(Spatial annotation records)
==========

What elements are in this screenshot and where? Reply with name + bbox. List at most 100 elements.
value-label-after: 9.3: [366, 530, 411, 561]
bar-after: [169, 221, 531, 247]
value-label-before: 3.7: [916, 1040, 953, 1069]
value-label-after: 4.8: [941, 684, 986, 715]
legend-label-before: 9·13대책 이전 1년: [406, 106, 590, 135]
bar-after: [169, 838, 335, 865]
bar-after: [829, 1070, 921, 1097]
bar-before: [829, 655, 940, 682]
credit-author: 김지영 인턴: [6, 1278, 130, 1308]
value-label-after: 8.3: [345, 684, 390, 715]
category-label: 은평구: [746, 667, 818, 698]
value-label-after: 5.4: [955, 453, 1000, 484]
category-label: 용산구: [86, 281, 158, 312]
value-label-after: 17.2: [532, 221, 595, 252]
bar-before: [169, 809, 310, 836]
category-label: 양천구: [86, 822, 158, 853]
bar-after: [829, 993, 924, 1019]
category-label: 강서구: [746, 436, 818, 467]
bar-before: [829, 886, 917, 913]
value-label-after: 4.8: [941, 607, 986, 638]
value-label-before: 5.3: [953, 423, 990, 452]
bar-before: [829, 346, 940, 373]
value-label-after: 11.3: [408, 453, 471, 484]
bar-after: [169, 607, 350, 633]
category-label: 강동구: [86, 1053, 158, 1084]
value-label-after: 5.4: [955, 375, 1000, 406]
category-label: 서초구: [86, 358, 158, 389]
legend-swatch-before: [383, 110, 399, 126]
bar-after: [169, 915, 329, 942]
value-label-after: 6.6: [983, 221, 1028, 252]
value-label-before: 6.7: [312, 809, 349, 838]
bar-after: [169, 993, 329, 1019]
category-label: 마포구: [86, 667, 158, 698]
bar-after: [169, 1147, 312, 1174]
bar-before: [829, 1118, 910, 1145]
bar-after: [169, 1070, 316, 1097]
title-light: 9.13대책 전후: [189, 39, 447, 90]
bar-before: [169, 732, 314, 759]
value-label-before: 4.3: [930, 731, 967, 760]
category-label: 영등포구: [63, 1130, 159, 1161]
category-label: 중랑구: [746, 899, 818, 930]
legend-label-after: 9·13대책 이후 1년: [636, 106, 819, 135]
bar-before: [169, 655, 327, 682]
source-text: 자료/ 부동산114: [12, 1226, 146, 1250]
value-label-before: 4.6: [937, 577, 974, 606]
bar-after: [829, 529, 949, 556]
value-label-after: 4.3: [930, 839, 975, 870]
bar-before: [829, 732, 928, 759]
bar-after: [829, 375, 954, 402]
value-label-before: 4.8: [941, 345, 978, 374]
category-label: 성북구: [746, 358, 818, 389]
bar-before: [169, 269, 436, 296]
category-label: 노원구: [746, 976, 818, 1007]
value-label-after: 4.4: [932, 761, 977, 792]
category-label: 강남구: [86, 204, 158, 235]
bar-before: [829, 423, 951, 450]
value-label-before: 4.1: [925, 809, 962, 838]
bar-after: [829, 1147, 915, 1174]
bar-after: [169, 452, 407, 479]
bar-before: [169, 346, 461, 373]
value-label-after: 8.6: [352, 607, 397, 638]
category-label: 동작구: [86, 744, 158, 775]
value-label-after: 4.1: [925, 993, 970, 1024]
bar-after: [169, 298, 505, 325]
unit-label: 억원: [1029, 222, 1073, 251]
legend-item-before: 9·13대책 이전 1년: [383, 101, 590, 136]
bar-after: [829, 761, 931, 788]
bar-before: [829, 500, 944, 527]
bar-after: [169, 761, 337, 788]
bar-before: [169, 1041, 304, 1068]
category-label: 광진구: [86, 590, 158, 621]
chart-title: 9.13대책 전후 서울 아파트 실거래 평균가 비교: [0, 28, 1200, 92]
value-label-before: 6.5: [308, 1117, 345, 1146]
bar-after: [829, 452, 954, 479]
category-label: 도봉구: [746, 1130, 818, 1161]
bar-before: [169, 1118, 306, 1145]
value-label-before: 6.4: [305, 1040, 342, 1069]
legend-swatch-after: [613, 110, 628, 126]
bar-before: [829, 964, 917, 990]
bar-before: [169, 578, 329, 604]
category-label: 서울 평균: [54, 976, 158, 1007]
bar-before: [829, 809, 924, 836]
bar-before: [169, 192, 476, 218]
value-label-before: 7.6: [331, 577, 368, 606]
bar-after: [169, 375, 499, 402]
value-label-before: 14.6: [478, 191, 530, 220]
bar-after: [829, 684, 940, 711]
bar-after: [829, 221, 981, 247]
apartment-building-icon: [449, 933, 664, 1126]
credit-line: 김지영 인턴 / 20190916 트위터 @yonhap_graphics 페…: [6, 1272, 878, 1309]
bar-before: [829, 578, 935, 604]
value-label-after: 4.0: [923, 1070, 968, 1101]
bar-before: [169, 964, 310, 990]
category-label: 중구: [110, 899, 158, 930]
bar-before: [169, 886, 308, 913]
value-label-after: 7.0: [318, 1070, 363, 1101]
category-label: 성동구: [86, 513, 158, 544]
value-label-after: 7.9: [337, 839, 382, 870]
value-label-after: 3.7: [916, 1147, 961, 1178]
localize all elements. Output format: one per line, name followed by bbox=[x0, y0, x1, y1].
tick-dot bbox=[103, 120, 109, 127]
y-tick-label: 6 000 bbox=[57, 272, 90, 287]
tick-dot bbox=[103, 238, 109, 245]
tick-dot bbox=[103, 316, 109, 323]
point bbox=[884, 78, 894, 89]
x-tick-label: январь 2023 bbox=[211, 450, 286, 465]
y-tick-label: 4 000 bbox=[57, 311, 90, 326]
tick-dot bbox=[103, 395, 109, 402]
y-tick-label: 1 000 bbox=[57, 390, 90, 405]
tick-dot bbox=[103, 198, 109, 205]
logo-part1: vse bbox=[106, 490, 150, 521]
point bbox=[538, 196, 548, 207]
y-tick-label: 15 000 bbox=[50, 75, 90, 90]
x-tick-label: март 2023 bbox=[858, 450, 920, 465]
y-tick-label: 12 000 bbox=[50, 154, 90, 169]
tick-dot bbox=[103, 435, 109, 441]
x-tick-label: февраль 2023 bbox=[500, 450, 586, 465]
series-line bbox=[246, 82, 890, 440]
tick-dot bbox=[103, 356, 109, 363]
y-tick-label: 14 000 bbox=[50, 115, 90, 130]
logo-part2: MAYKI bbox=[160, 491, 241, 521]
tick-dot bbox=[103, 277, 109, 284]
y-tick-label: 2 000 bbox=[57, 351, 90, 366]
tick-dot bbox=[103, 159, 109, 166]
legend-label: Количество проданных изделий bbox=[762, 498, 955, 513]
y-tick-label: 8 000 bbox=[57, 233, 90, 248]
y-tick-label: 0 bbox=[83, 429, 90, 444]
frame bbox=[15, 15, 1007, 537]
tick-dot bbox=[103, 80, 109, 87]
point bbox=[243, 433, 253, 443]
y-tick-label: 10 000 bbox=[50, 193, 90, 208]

==========

● **Problem to work on**: Can you rewrite all of the material above, substituting "tick-mark" for every "tick-dot" and leaving everything else unchanged?

● **Problem solution**:
What elements are in this screenshot and where? Reply with name + bbox. List at most 100 elements.
value-label-after: 9.3: [366, 530, 411, 561]
bar-after: [169, 221, 531, 247]
value-label-before: 3.7: [916, 1040, 953, 1069]
value-label-after: 4.8: [941, 684, 986, 715]
legend-label-before: 9·13대책 이전 1년: [406, 106, 590, 135]
bar-after: [169, 838, 335, 865]
bar-after: [829, 1070, 921, 1097]
bar-before: [829, 655, 940, 682]
credit-author: 김지영 인턴: [6, 1278, 130, 1308]
value-label-after: 8.3: [345, 684, 390, 715]
category-label: 은평구: [746, 667, 818, 698]
value-label-after: 5.4: [955, 453, 1000, 484]
category-label: 용산구: [86, 281, 158, 312]
value-label-after: 17.2: [532, 221, 595, 252]
bar-before: [169, 809, 310, 836]
category-label: 양천구: [86, 822, 158, 853]
bar-after: [829, 993, 924, 1019]
category-label: 강서구: [746, 436, 818, 467]
bar-before: [829, 886, 917, 913]
value-label-after: 4.8: [941, 607, 986, 638]
value-label-before: 5.3: [953, 423, 990, 452]
bar-before: [829, 346, 940, 373]
value-label-after: 11.3: [408, 453, 471, 484]
bar-after: [169, 607, 350, 633]
category-label: 강동구: [86, 1053, 158, 1084]
value-label-after: 5.4: [955, 375, 1000, 406]
category-label: 서초구: [86, 358, 158, 389]
legend-swatch-before: [383, 110, 399, 126]
bar-after: [169, 915, 329, 942]
value-label-after: 6.6: [983, 221, 1028, 252]
value-label-before: 6.7: [312, 809, 349, 838]
bar-after: [169, 993, 329, 1019]
category-label: 마포구: [86, 667, 158, 698]
bar-after: [169, 1147, 312, 1174]
bar-before: [829, 1118, 910, 1145]
bar-after: [169, 1070, 316, 1097]
title-light: 9.13대책 전후: [189, 39, 447, 90]
bar-before: [169, 732, 314, 759]
value-label-before: 4.3: [930, 731, 967, 760]
category-label: 영등포구: [63, 1130, 159, 1161]
category-label: 중랑구: [746, 899, 818, 930]
legend-label-after: 9·13대책 이후 1년: [636, 106, 819, 135]
bar-before: [169, 655, 327, 682]
source-text: 자료/ 부동산114: [12, 1226, 146, 1250]
value-label-before: 4.6: [937, 577, 974, 606]
bar-after: [829, 529, 949, 556]
value-label-after: 4.3: [930, 839, 975, 870]
bar-before: [829, 732, 928, 759]
bar-after: [829, 375, 954, 402]
value-label-before: 4.8: [941, 345, 978, 374]
category-label: 성북구: [746, 358, 818, 389]
bar-before: [169, 269, 436, 296]
category-label: 노원구: [746, 976, 818, 1007]
value-label-after: 4.4: [932, 761, 977, 792]
category-label: 강남구: [86, 204, 158, 235]
bar-before: [829, 423, 951, 450]
value-label-before: 4.1: [925, 809, 962, 838]
bar-after: [829, 1147, 915, 1174]
bar-after: [169, 452, 407, 479]
bar-before: [169, 346, 461, 373]
value-label-after: 8.6: [352, 607, 397, 638]
category-label: 동작구: [86, 744, 158, 775]
value-label-after: 4.1: [925, 993, 970, 1024]
bar-after: [169, 298, 505, 325]
unit-label: 억원: [1029, 222, 1073, 251]
legend-item-before: 9·13대책 이전 1년: [383, 101, 590, 136]
bar-after: [829, 761, 931, 788]
bar-before: [829, 500, 944, 527]
bar-after: [169, 761, 337, 788]
bar-before: [169, 1041, 304, 1068]
category-label: 광진구: [86, 590, 158, 621]
chart-title: 9.13대책 전후 서울 아파트 실거래 평균가 비교: [0, 28, 1200, 92]
value-label-before: 6.5: [308, 1117, 345, 1146]
bar-after: [829, 452, 954, 479]
category-label: 도봉구: [746, 1130, 818, 1161]
bar-before: [169, 1118, 306, 1145]
value-label-before: 6.4: [305, 1040, 342, 1069]
legend-swatch-after: [613, 110, 628, 126]
bar-before: [829, 964, 917, 990]
bar-before: [169, 578, 329, 604]
category-label: 서울 평균: [54, 976, 158, 1007]
bar-before: [829, 809, 924, 836]
bar-before: [169, 192, 476, 218]
value-label-before: 7.6: [331, 577, 368, 606]
bar-after: [169, 375, 499, 402]
value-label-before: 14.6: [478, 191, 530, 220]
bar-after: [829, 684, 940, 711]
bar-after: [829, 221, 981, 247]
apartment-building-icon: [449, 933, 664, 1126]
credit-line: 김지영 인턴 / 20190916 트위터 @yonhap_graphics 페…: [6, 1272, 878, 1309]
bar-before: [829, 578, 935, 604]
value-label-after: 4.0: [923, 1070, 968, 1101]
bar-before: [169, 964, 310, 990]
category-label: 중구: [110, 899, 158, 930]
bar-before: [169, 886, 308, 913]
value-label-after: 7.0: [318, 1070, 363, 1101]
category-label: 성동구: [86, 513, 158, 544]
value-label-after: 7.9: [337, 839, 382, 870]
value-label-after: 3.7: [916, 1147, 961, 1178]
localize all elements. Output format: one per line, name followed by bbox=[x0, y0, x1, y1].
tick-mark bbox=[103, 120, 109, 127]
y-tick-label: 6 000 bbox=[57, 272, 90, 287]
tick-mark bbox=[103, 238, 109, 245]
tick-mark bbox=[103, 316, 109, 323]
point bbox=[884, 78, 894, 89]
x-tick-label: январь 2023 bbox=[211, 450, 286, 465]
y-tick-label: 4 000 bbox=[57, 311, 90, 326]
tick-mark bbox=[103, 395, 109, 402]
y-tick-label: 1 000 bbox=[57, 390, 90, 405]
tick-mark bbox=[103, 198, 109, 205]
logo-part1: vse bbox=[106, 490, 150, 521]
point bbox=[538, 196, 548, 207]
y-tick-label: 15 000 bbox=[50, 75, 90, 90]
x-tick-label: март 2023 bbox=[858, 450, 920, 465]
y-tick-label: 12 000 bbox=[50, 154, 90, 169]
tick-mark bbox=[103, 435, 109, 441]
x-tick-label: февраль 2023 bbox=[500, 450, 586, 465]
series-line bbox=[246, 82, 890, 440]
tick-mark bbox=[103, 356, 109, 363]
y-tick-label: 14 000 bbox=[50, 115, 90, 130]
logo-part2: MAYKI bbox=[160, 491, 241, 521]
tick-mark bbox=[103, 277, 109, 284]
y-tick-label: 2 000 bbox=[57, 351, 90, 366]
tick-mark bbox=[103, 159, 109, 166]
legend-label: Количество проданных изделий bbox=[762, 498, 955, 513]
y-tick-label: 8 000 bbox=[57, 233, 90, 248]
y-tick-label: 0 bbox=[83, 429, 90, 444]
frame bbox=[15, 15, 1007, 537]
tick-mark bbox=[103, 80, 109, 87]
point bbox=[243, 433, 253, 443]
y-tick-label: 10 000 bbox=[50, 193, 90, 208]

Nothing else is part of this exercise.